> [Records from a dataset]
────────────────
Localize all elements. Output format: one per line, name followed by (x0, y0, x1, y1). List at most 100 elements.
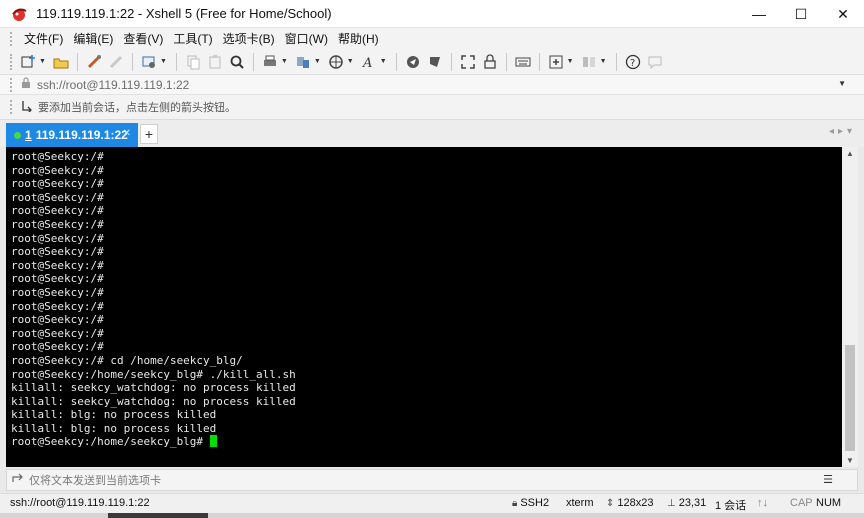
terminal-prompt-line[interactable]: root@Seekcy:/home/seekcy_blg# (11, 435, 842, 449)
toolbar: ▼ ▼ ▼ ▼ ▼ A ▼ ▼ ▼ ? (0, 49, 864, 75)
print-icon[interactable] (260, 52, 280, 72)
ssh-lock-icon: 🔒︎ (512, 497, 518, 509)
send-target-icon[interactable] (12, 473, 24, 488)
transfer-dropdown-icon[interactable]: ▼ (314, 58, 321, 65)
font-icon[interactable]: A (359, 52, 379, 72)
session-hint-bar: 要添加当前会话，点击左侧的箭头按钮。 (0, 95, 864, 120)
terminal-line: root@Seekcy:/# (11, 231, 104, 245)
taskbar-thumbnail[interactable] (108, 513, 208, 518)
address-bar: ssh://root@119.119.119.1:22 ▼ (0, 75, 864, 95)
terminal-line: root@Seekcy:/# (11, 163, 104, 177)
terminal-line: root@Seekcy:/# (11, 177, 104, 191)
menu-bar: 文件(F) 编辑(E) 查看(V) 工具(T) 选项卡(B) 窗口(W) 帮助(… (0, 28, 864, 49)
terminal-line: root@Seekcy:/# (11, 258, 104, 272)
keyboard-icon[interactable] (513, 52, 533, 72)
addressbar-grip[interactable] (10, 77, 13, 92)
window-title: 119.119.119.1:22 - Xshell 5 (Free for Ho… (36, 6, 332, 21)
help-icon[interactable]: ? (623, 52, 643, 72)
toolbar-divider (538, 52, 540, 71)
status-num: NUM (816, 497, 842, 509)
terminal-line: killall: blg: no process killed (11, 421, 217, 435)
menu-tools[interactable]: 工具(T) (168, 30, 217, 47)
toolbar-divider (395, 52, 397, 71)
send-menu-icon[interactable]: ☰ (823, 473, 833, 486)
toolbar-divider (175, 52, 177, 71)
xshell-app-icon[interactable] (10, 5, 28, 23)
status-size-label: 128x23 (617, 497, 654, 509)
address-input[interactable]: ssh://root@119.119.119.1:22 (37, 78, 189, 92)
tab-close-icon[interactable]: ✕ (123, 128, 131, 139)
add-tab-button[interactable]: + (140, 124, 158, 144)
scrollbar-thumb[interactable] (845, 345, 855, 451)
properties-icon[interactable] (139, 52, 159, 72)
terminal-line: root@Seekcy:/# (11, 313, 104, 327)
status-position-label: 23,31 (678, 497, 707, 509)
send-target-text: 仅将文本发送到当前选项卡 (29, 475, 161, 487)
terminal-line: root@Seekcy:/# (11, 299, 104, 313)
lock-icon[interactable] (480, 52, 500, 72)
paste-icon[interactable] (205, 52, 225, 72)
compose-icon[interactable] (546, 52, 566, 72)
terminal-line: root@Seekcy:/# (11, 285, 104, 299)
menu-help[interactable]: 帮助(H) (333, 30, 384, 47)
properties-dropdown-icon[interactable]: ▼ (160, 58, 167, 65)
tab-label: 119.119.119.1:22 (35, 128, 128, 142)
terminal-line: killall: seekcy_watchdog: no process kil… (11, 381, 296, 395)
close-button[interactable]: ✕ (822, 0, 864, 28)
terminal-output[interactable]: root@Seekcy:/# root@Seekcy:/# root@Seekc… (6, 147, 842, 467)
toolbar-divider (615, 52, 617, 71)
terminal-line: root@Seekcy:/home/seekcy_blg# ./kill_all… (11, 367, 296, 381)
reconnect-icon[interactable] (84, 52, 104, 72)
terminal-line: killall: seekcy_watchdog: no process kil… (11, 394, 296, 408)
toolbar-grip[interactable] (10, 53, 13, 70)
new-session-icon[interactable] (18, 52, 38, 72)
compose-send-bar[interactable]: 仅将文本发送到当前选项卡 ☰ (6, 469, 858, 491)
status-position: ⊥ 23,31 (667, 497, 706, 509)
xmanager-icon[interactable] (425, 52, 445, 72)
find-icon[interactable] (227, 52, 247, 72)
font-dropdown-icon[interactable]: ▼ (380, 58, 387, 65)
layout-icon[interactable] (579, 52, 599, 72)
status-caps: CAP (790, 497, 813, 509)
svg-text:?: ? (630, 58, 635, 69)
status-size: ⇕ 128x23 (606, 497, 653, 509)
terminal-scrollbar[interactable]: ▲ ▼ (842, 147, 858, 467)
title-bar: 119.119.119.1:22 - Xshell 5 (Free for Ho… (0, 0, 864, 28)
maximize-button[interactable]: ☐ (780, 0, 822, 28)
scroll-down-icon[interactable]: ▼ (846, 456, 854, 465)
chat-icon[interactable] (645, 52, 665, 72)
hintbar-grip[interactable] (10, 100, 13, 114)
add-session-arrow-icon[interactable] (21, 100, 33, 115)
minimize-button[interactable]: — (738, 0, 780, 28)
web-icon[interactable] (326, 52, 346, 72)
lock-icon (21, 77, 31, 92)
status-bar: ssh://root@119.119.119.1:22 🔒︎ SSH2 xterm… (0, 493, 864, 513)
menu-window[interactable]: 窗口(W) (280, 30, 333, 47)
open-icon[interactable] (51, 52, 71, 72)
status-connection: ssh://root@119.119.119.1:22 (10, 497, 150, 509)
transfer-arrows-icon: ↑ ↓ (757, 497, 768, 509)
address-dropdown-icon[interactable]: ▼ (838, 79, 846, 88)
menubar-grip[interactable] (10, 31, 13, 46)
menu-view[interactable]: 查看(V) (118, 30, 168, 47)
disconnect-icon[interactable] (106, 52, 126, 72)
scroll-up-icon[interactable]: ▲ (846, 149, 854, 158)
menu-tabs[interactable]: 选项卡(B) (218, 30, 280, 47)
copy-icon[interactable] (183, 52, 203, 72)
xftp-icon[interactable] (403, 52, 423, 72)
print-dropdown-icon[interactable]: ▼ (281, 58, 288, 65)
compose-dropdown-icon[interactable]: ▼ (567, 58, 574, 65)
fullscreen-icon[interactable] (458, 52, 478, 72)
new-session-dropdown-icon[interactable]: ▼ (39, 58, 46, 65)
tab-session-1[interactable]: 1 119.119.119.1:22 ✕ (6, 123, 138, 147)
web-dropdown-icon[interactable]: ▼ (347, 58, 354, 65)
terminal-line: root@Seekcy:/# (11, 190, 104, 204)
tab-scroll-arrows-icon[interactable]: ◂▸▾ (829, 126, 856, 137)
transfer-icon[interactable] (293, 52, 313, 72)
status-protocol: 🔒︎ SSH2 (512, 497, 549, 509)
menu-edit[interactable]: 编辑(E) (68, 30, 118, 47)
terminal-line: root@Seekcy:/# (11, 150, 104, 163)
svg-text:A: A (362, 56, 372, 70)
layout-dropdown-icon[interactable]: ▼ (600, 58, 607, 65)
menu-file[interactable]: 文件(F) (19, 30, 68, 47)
────────────────
> [Task description] Extract every line of the entries above verbatim, leaving out the pictures.

> [Result]
Localize all elements. Output format: one per line, name followed by (x0, y0, x1, y1). List at most 100 elements.
terminal-prompt-line[interactable]: root@Seekcy:/home/seekcy_blg# (11, 435, 842, 449)
toolbar: ▼ ▼ ▼ ▼ ▼ A ▼ ▼ ▼ ? (0, 49, 864, 75)
print-icon[interactable] (260, 52, 280, 72)
ssh-lock-icon: 🔒︎ (512, 497, 518, 509)
send-target-icon[interactable] (12, 473, 24, 488)
transfer-dropdown-icon[interactable]: ▼ (314, 58, 321, 65)
font-icon[interactable]: A (359, 52, 379, 72)
session-hint-bar: 要添加当前会话，点击左侧的箭头按钮。 (0, 95, 864, 120)
terminal-line: root@Seekcy:/# (11, 231, 104, 245)
taskbar-thumbnail[interactable] (108, 513, 208, 518)
address-bar: ssh://root@119.119.119.1:22 ▼ (0, 75, 864, 95)
terminal-line: root@Seekcy:/# (11, 163, 104, 177)
terminal-line: root@Seekcy:/# (11, 177, 104, 191)
menu-bar: 文件(F) 编辑(E) 查看(V) 工具(T) 选项卡(B) 窗口(W) 帮助(… (0, 28, 864, 49)
terminal-line: root@Seekcy:/# (11, 258, 104, 272)
keyboard-icon[interactable] (513, 52, 533, 72)
addressbar-grip[interactable] (10, 77, 13, 92)
window-title: 119.119.119.1:22 - Xshell 5 (Free for Ho… (36, 6, 332, 21)
help-icon[interactable]: ? (623, 52, 643, 72)
toolbar-divider (538, 52, 540, 71)
status-num: NUM (816, 497, 842, 509)
terminal-line: killall: blg: no process killed (11, 421, 217, 435)
menu-tools[interactable]: 工具(T) (168, 30, 217, 47)
toolbar-divider (395, 52, 397, 71)
send-menu-icon[interactable]: ☰ (823, 473, 833, 486)
toolbar-divider (175, 52, 177, 71)
xshell-app-icon[interactable] (10, 5, 28, 23)
status-size-label: 128x23 (617, 497, 654, 509)
address-input[interactable]: ssh://root@119.119.119.1:22 (37, 78, 189, 92)
tab-close-icon[interactable]: ✕ (123, 128, 131, 139)
add-tab-button[interactable]: + (140, 124, 158, 144)
scrollbar-thumb[interactable] (845, 345, 855, 451)
properties-icon[interactable] (139, 52, 159, 72)
terminal-line: root@Seekcy:/# (11, 313, 104, 327)
status-position-label: 23,31 (678, 497, 707, 509)
send-target-text: 仅将文本发送到当前选项卡 (29, 475, 161, 487)
terminal-line: root@Seekcy:/# (11, 299, 104, 313)
lock-icon[interactable] (480, 52, 500, 72)
paste-icon[interactable] (205, 52, 225, 72)
compose-icon[interactable] (546, 52, 566, 72)
terminal-line: root@Seekcy:/# (11, 285, 104, 299)
menu-help[interactable]: 帮助(H) (333, 30, 384, 47)
properties-dropdown-icon[interactable]: ▼ (160, 58, 167, 65)
tab-label: 119.119.119.1:22 (35, 128, 128, 142)
terminal-line: killall: seekcy_watchdog: no process kil… (11, 381, 296, 395)
close-button[interactable]: ✕ (822, 0, 864, 28)
terminal-output[interactable]: root@Seekcy:/# root@Seekcy:/# root@Seekc… (6, 147, 842, 467)
toolbar-divider (615, 52, 617, 71)
terminal-line: root@Seekcy:/home/seekcy_blg# ./kill_all… (11, 367, 296, 381)
reconnect-icon[interactable] (84, 52, 104, 72)
terminal-line: killall: seekcy_watchdog: no process kil… (11, 394, 296, 408)
toolbar-grip[interactable] (10, 53, 13, 70)
new-session-icon[interactable] (18, 52, 38, 72)
compose-send-bar[interactable]: 仅将文本发送到当前选项卡 ☰ (6, 469, 858, 491)
status-position: ⊥ 23,31 (667, 497, 706, 509)
xmanager-icon[interactable] (425, 52, 445, 72)
find-icon[interactable] (227, 52, 247, 72)
font-dropdown-icon[interactable]: ▼ (380, 58, 387, 65)
layout-icon[interactable] (579, 52, 599, 72)
status-caps: CAP (790, 497, 813, 509)
svg-text:?: ? (630, 58, 635, 69)
status-size: ⇕ 128x23 (606, 497, 653, 509)
terminal-scrollbar[interactable]: ▲ ▼ (842, 147, 858, 467)
title-bar: 119.119.119.1:22 - Xshell 5 (Free for Ho… (0, 0, 864, 28)
maximize-button[interactable]: ☐ (780, 0, 822, 28)
scroll-down-icon[interactable]: ▼ (846, 456, 854, 465)
chat-icon[interactable] (645, 52, 665, 72)
hintbar-grip[interactable] (10, 100, 13, 114)
add-session-arrow-icon[interactable] (21, 100, 33, 115)
minimize-button[interactable]: — (738, 0, 780, 28)
web-icon[interactable] (326, 52, 346, 72)
lock-icon (21, 77, 31, 92)
status-bar: ssh://root@119.119.119.1:22 🔒︎ SSH2 xterm… (0, 493, 864, 513)
menu-window[interactable]: 窗口(W) (280, 30, 333, 47)
open-icon[interactable] (51, 52, 71, 72)
status-connection: ssh://root@119.119.119.1:22 (10, 497, 150, 509)
transfer-arrows-icon: ↑ ↓ (757, 497, 768, 509)
address-dropdown-icon[interactable]: ▼ (838, 79, 846, 88)
menubar-grip[interactable] (10, 31, 13, 46)
menu-view[interactable]: 查看(V) (118, 30, 168, 47)
disconnect-icon[interactable] (106, 52, 126, 72)
scroll-up-icon[interactable]: ▲ (846, 149, 854, 158)
menu-tabs[interactable]: 选项卡(B) (218, 30, 280, 47)
copy-icon[interactable] (183, 52, 203, 72)
xftp-icon[interactable] (403, 52, 423, 72)
print-dropdown-icon[interactable]: ▼ (281, 58, 288, 65)
compose-dropdown-icon[interactable]: ▼ (567, 58, 574, 65)
fullscreen-icon[interactable] (458, 52, 478, 72)
new-session-dropdown-icon[interactable]: ▼ (39, 58, 46, 65)
tab-session-1[interactable]: 1 119.119.119.1:22 ✕ (6, 123, 138, 147)
web-dropdown-icon[interactable]: ▼ (347, 58, 354, 65)
terminal-line: root@Seekcy:/# (11, 190, 104, 204)
tab-scroll-arrows-icon[interactable]: ◂▸▾ (829, 126, 856, 137)
transfer-icon[interactable] (293, 52, 313, 72)
status-protocol: 🔒︎ SSH2 (512, 497, 549, 509)
menu-edit[interactable]: 编辑(E) (68, 30, 118, 47)
terminal-line: root@Seekcy:/# (11, 150, 104, 163)
svg-text:A: A (362, 56, 372, 70)
layout-dropdown-icon[interactable]: ▼ (600, 58, 607, 65)
menu-file[interactable]: 文件(F) (19, 30, 68, 47)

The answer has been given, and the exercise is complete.